— The problem —
Keep every line where the word "ylabel" appears; drop the rest.

-------

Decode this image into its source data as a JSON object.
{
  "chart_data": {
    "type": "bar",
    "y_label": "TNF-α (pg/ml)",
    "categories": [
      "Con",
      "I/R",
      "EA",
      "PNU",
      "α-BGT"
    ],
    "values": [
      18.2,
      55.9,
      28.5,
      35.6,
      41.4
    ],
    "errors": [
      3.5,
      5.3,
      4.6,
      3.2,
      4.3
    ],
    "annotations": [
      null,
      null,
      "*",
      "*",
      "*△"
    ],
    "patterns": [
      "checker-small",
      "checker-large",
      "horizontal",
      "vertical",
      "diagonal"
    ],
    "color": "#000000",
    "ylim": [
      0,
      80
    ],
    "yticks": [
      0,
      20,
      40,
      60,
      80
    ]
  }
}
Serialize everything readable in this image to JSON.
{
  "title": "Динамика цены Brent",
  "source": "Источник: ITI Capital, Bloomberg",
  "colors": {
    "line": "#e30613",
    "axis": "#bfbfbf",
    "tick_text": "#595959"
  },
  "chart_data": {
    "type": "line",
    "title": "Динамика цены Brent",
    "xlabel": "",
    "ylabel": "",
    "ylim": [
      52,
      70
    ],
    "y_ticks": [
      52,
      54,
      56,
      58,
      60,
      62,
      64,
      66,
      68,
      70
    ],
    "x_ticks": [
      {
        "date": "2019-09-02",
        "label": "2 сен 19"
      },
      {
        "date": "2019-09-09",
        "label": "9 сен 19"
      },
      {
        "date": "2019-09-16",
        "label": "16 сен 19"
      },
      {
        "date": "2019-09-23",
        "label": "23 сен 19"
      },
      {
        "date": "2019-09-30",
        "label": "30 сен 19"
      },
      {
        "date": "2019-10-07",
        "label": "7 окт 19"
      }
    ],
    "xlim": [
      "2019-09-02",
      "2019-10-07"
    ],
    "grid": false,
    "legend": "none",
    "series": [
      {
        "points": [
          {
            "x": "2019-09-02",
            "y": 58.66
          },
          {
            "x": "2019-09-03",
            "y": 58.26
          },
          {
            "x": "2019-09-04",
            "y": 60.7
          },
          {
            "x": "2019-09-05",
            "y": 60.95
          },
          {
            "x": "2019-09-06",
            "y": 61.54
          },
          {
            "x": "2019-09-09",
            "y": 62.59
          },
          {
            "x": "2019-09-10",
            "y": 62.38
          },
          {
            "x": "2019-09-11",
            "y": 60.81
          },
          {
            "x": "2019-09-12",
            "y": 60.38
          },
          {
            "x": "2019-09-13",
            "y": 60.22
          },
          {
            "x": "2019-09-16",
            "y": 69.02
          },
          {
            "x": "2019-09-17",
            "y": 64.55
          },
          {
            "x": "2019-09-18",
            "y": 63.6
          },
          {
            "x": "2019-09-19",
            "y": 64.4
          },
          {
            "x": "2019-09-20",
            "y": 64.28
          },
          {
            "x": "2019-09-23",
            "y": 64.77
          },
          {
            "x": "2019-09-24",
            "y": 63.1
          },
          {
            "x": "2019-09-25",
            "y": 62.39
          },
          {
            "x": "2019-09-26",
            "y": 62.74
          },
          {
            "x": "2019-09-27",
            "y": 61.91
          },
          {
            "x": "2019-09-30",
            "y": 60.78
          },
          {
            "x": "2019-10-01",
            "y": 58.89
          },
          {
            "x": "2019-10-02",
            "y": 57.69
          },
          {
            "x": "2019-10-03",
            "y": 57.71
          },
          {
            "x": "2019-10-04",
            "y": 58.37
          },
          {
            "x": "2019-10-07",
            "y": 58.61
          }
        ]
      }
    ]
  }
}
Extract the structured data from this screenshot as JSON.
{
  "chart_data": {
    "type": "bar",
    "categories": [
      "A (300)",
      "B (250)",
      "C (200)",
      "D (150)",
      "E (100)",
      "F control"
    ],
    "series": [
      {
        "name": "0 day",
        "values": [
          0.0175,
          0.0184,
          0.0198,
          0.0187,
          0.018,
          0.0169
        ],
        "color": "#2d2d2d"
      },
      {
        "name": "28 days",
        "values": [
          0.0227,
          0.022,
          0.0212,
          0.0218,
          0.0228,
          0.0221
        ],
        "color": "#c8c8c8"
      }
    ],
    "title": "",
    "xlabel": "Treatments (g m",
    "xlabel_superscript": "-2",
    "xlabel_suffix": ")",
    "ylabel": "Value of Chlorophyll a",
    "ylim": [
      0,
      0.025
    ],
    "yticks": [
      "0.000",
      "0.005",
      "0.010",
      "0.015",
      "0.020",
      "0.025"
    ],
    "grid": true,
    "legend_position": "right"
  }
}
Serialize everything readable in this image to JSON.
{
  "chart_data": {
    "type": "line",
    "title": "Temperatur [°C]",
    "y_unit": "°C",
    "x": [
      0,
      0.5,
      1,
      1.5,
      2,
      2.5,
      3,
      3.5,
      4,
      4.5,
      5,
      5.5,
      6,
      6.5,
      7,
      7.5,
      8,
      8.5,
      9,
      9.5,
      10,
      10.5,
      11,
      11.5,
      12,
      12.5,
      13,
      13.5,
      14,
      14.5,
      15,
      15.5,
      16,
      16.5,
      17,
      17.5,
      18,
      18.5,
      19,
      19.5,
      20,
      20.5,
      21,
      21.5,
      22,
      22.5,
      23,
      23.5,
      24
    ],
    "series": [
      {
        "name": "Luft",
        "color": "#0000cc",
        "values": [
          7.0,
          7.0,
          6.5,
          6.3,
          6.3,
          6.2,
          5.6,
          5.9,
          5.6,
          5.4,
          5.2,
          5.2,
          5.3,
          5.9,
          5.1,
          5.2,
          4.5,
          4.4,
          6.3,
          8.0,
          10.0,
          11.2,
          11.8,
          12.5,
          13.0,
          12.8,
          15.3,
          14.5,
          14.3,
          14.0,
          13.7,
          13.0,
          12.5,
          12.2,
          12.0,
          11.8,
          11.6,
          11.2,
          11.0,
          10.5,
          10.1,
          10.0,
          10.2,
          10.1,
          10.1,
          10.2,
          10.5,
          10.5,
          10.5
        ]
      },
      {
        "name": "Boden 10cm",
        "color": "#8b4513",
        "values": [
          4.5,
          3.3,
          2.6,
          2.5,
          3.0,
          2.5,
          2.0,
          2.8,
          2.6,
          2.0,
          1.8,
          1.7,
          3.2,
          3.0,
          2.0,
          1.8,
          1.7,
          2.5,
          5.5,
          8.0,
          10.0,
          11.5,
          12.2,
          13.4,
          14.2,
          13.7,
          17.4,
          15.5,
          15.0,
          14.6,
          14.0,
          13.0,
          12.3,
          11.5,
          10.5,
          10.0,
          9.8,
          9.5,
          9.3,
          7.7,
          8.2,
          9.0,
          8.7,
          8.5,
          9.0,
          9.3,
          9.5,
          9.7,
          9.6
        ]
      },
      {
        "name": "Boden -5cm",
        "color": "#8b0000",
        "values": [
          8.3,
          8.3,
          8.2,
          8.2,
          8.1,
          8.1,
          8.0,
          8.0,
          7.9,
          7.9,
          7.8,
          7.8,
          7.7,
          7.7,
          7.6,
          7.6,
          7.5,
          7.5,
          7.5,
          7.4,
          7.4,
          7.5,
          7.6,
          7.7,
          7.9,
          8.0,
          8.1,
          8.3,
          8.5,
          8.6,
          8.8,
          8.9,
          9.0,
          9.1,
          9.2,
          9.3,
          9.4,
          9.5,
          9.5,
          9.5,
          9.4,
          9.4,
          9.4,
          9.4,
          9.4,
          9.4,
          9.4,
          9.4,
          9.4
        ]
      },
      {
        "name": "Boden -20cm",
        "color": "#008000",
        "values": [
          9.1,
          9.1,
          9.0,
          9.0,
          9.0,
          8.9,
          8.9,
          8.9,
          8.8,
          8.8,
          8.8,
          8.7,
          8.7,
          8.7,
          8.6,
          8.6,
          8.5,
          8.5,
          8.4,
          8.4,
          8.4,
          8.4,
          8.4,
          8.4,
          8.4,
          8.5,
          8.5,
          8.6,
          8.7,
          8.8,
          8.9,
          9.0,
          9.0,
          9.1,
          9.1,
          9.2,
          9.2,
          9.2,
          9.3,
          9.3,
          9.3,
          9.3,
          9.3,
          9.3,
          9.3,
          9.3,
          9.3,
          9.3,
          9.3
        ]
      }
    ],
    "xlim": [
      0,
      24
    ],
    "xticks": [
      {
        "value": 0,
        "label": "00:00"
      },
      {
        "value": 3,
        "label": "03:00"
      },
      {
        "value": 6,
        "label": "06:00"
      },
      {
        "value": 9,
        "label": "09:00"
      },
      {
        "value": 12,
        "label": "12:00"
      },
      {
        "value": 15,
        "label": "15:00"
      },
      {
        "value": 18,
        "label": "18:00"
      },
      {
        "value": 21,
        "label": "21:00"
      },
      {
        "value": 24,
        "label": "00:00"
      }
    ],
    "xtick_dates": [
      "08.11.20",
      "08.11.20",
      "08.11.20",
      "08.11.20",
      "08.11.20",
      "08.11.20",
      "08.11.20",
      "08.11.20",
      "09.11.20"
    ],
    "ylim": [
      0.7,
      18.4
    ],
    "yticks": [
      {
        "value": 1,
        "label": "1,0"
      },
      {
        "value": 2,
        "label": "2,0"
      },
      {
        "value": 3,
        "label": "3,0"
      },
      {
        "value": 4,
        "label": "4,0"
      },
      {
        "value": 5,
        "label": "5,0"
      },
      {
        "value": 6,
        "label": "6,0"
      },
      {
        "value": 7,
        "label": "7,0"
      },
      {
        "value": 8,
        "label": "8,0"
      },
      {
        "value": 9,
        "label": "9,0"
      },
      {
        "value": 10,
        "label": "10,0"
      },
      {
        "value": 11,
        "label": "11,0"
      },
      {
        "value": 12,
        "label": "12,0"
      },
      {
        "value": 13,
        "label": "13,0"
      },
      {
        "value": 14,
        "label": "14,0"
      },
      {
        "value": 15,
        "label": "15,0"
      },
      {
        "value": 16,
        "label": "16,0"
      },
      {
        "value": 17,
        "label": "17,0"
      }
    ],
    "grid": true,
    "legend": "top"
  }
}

-------

— Full answer —
    "ylabel": "",
    "ylabel": "Value of Chlorophyll a",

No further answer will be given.